━━ Data for the task

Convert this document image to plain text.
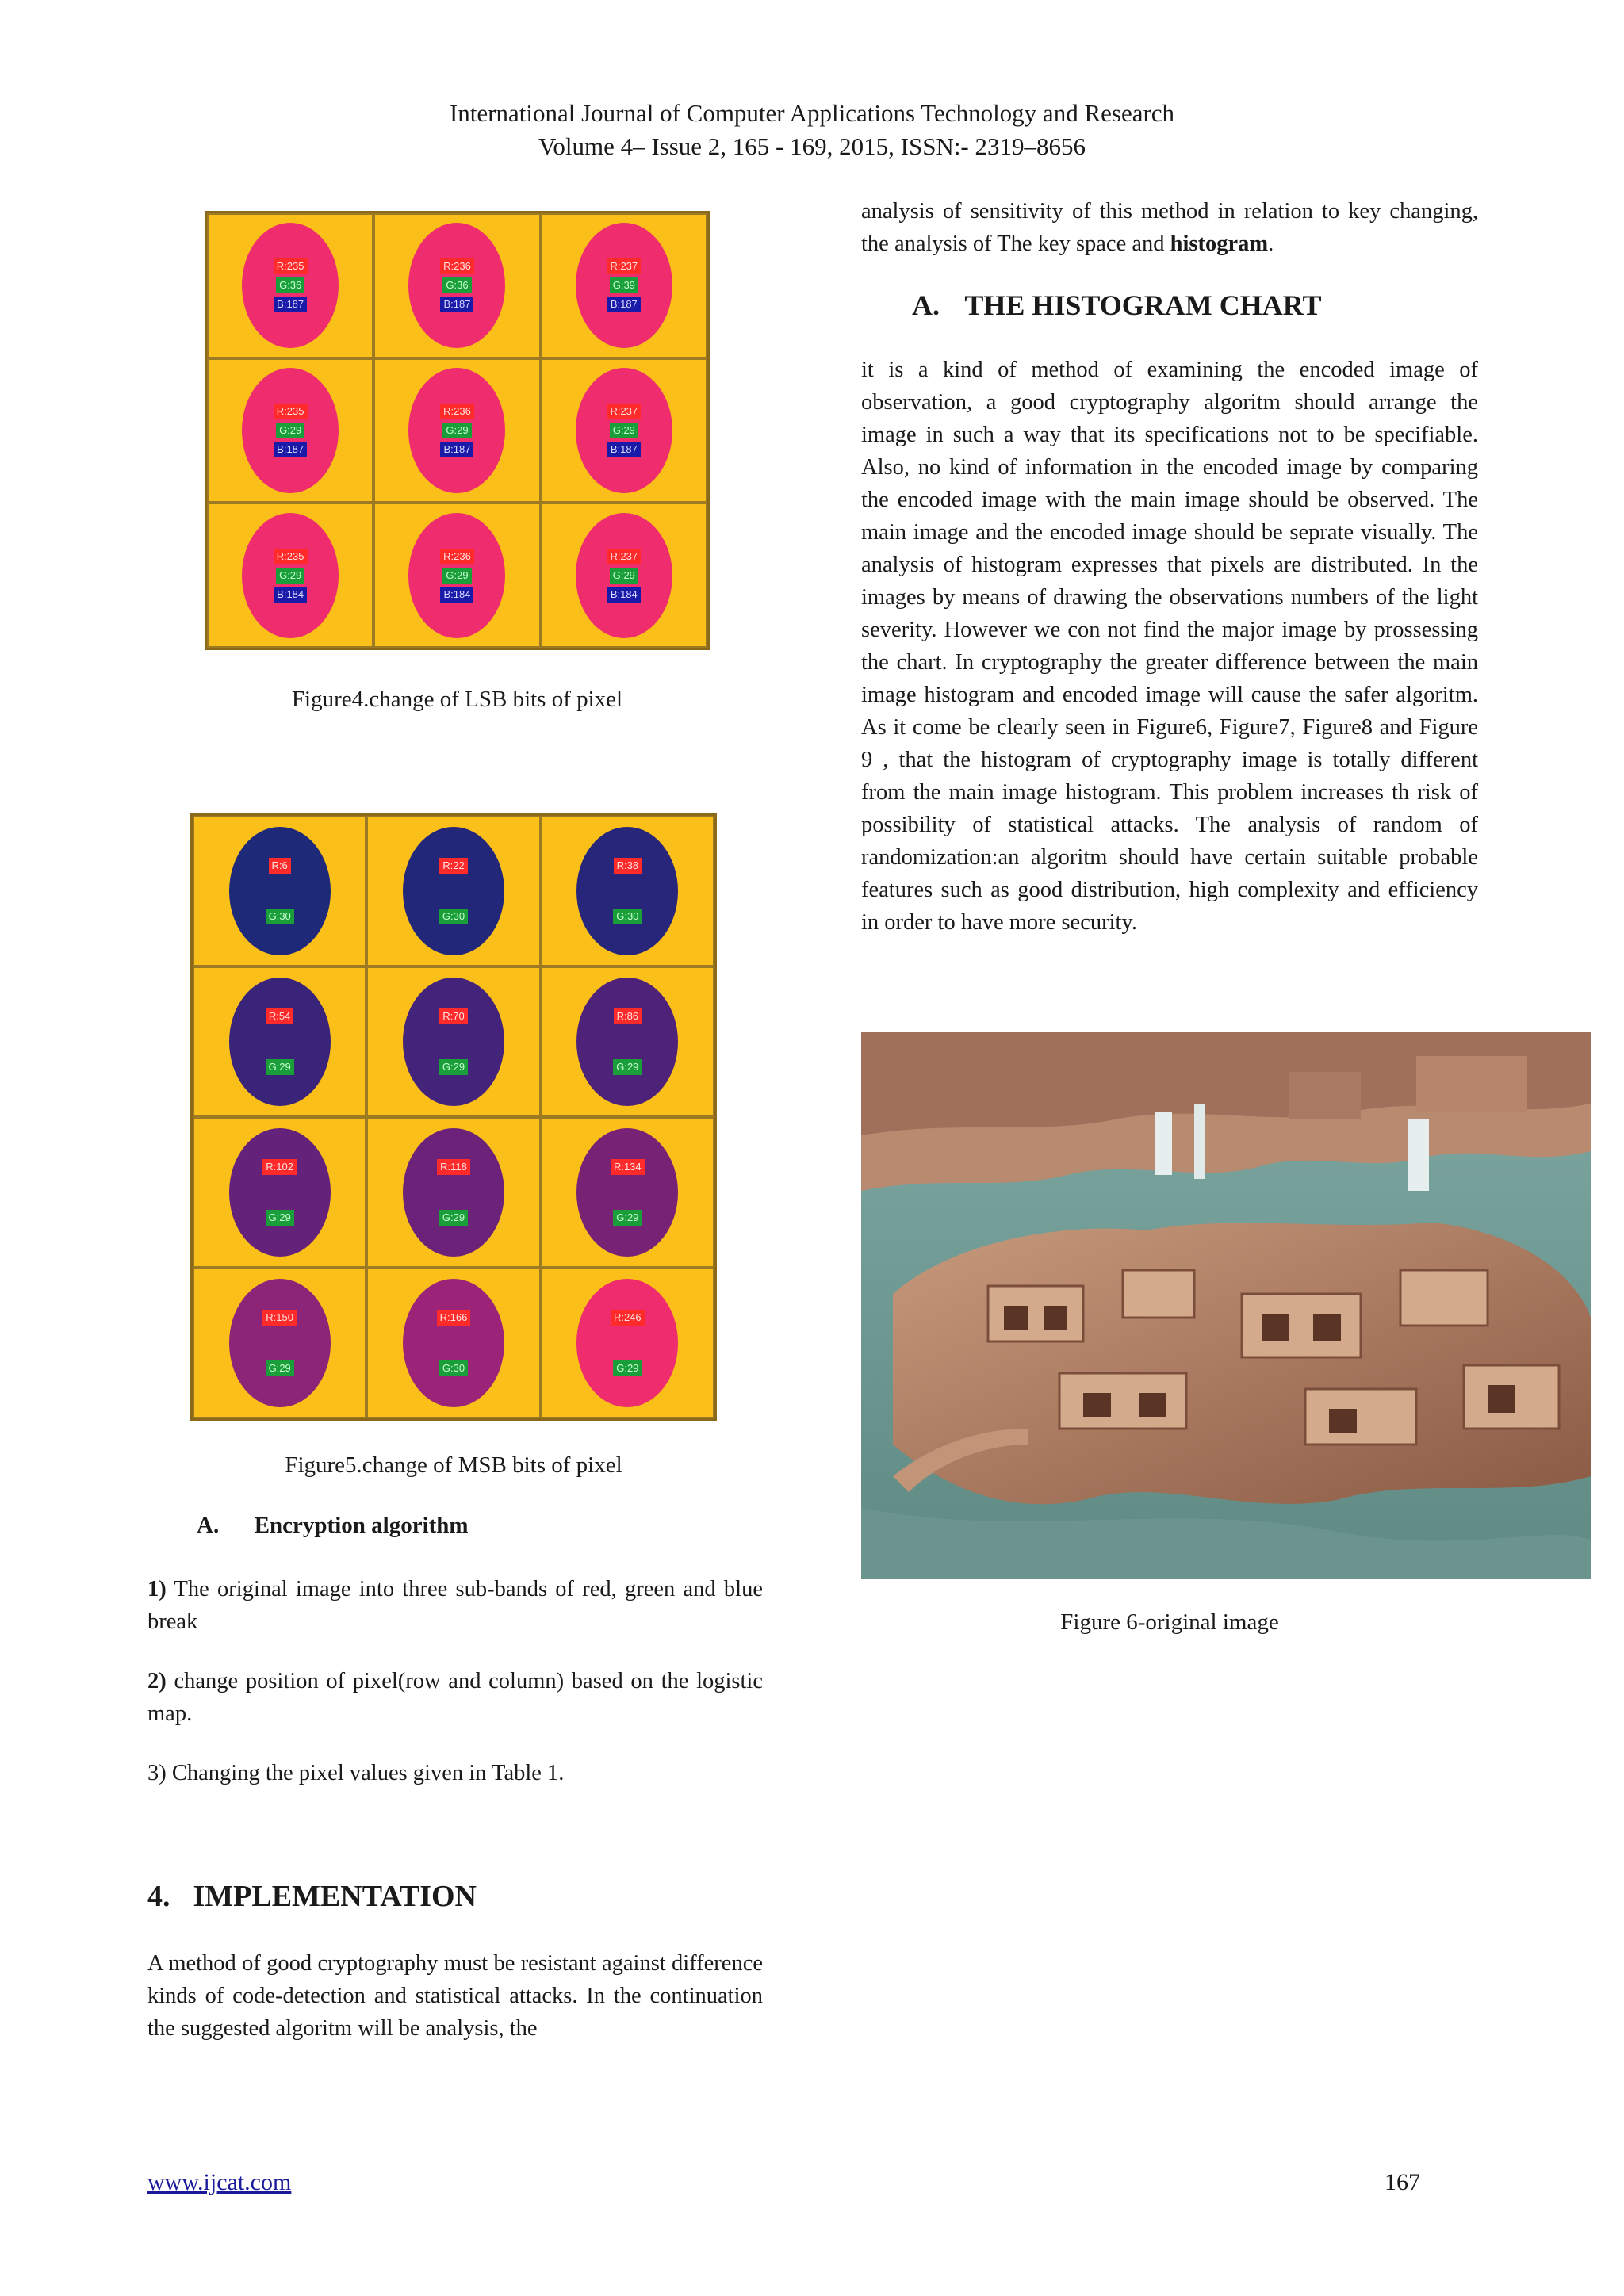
International Journal of Computer Applications Technology and Research
Volume 4– Issue 2, 165 - 169, 2015, ISSN:- 2319–8656
R:235
G:36
B:187
R:236
G:36
B:187
R:237
G:39
B:187
R:235
G:29
B:187
R:236
G:29
B:187
R:237
G:29
B:187
R:235
G:29
B:184
R:236
G:29
B:184
R:237
G:29
B:184
Figure4.change of LSB bits of pixel
R:6
G:30
R:22
G:30
R:38
G:30
R:54
G:29
R:70
G:29
R:86
G:29
R:102
G:29
R:118
G:29
R:134
G:29
R:150
G:29
R:166
G:30
R:246
G:29
Figure5.change of MSB bits of pixel
A. Encryption algorithm

1) The original image into three sub-bands of red, green and blue break

2) change position of pixel(row and column) based on the logistic map.

3) Changing the pixel values given in Table 1.
4. IMPLEMENTATION
A method of good cryptography must be resistant against difference kinds of code-detection and statistical attacks. In the continuation the suggested algoritm will be analysis, the

analysis of sensitivity of this method in relation to key changing, the analysis of The key space and histogram.

A. THE HISTOGRAM CHART
it is a kind of method of examining the encoded image of observation, a good cryptography algoritm should arrange the image in such a way that its specifications not to be specifiable. Also, no kind of information in the encoded image by comparing the encoded image with the main image should be observed. The main image and the encoded image should be seprate visually. The analysis of histogram expresses that pixels are distributed. In the images by means of drawing the observations numbers of the light severity. However we con not find the major image by prossessing the chart. In cryptography the greater difference between the main image histogram and encoded image will cause the safer algoritm. As it come be clearly seen in Figure6, Figure7, Figure8 and Figure 9 , that the histogram of cryptography image is totally different from the main image histogram. This problem increases th risk of possibility of statistical attacks. The analysis of random of randomization:an algoritm should have certain suitable probable features such as good distribution, high complexity and efficiency in order to have more security.
Figure 6-original image
www.ijcat.com	167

━━━━

* [What is asked]:
Copy every line of the listing where the word "bits" appears.

* [Final result]:
Figure4.change of LSB bits of pixel
Figure5.change of MSB bits of pixel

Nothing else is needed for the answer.